Job =
Give as output the line that contains "What does this", followed by every remaining line of the entries, unchanged and with nothing added.

Task inputs =
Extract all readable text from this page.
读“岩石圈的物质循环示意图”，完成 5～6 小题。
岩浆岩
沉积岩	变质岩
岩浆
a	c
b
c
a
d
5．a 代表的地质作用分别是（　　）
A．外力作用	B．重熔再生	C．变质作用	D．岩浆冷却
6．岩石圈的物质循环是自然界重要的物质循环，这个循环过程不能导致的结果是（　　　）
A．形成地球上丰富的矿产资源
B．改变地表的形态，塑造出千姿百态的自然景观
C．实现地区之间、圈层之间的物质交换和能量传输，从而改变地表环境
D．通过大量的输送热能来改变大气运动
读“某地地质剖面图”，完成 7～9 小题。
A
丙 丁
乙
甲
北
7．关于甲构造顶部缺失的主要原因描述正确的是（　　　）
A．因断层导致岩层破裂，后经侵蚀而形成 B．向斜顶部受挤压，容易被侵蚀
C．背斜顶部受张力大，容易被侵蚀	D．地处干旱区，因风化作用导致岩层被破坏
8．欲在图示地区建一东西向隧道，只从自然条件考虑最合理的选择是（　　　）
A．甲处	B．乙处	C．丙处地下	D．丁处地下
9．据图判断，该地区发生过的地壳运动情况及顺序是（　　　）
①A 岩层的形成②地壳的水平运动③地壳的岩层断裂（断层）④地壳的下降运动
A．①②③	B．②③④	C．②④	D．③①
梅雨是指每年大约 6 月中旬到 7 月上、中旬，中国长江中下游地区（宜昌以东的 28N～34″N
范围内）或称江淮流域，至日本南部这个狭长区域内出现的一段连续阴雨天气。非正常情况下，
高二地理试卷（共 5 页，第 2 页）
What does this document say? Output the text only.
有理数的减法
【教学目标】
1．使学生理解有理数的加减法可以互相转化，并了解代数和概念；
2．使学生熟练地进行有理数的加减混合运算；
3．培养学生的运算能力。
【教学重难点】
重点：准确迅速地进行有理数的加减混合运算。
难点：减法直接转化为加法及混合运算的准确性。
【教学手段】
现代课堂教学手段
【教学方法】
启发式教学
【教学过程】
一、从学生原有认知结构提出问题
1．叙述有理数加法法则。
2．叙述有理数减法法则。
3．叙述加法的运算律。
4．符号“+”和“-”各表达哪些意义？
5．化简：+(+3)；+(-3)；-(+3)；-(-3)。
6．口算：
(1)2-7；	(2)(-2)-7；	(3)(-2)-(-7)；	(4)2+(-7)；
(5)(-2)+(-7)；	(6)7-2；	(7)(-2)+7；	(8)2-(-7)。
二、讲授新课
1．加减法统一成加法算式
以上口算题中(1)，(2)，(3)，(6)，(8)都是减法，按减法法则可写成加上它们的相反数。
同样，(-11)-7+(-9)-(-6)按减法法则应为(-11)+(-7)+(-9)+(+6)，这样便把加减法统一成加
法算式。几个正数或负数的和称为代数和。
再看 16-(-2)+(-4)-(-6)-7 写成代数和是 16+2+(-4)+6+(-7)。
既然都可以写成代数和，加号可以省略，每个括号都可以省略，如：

Completed task =
What does this document say? Output the text only.
有理数的减法
【教学目标】
1．使学生理解有理数的加减法可以互相转化，并了解代数和概念；
2．使学生熟练地进行有理数的加减混合运算；
3．培养学生的运算能力。
【教学重难点】
重点：准确迅速地进行有理数的加减混合运算。
难点：减法直接转化为加法及混合运算的准确性。
【教学手段】
现代课堂教学手段
【教学方法】
启发式教学
【教学过程】
一、从学生原有认知结构提出问题
1．叙述有理数加法法则。
2．叙述有理数减法法则。
3．叙述加法的运算律。
4．符号“+”和“-”各表达哪些意义？
5．化简：+(+3)；+(-3)；-(+3)；-(-3)。
6．口算：
(1)2-7；	(2)(-2)-7；	(3)(-2)-(-7)；	(4)2+(-7)；
(5)(-2)+(-7)；	(6)7-2；	(7)(-2)+7；	(8)2-(-7)。
二、讲授新课
1．加减法统一成加法算式
以上口算题中(1)，(2)，(3)，(6)，(8)都是减法，按减法法则可写成加上它们的相反数。
同样，(-11)-7+(-9)-(-6)按减法法则应为(-11)+(-7)+(-9)+(+6)，这样便把加减法统一成加
法算式。几个正数或负数的和称为代数和。
再看 16-(-2)+(-4)-(-6)-7 写成代数和是 16+2+(-4)+6+(-7)。
既然都可以写成代数和，加号可以省略，每个括号都可以省略，如：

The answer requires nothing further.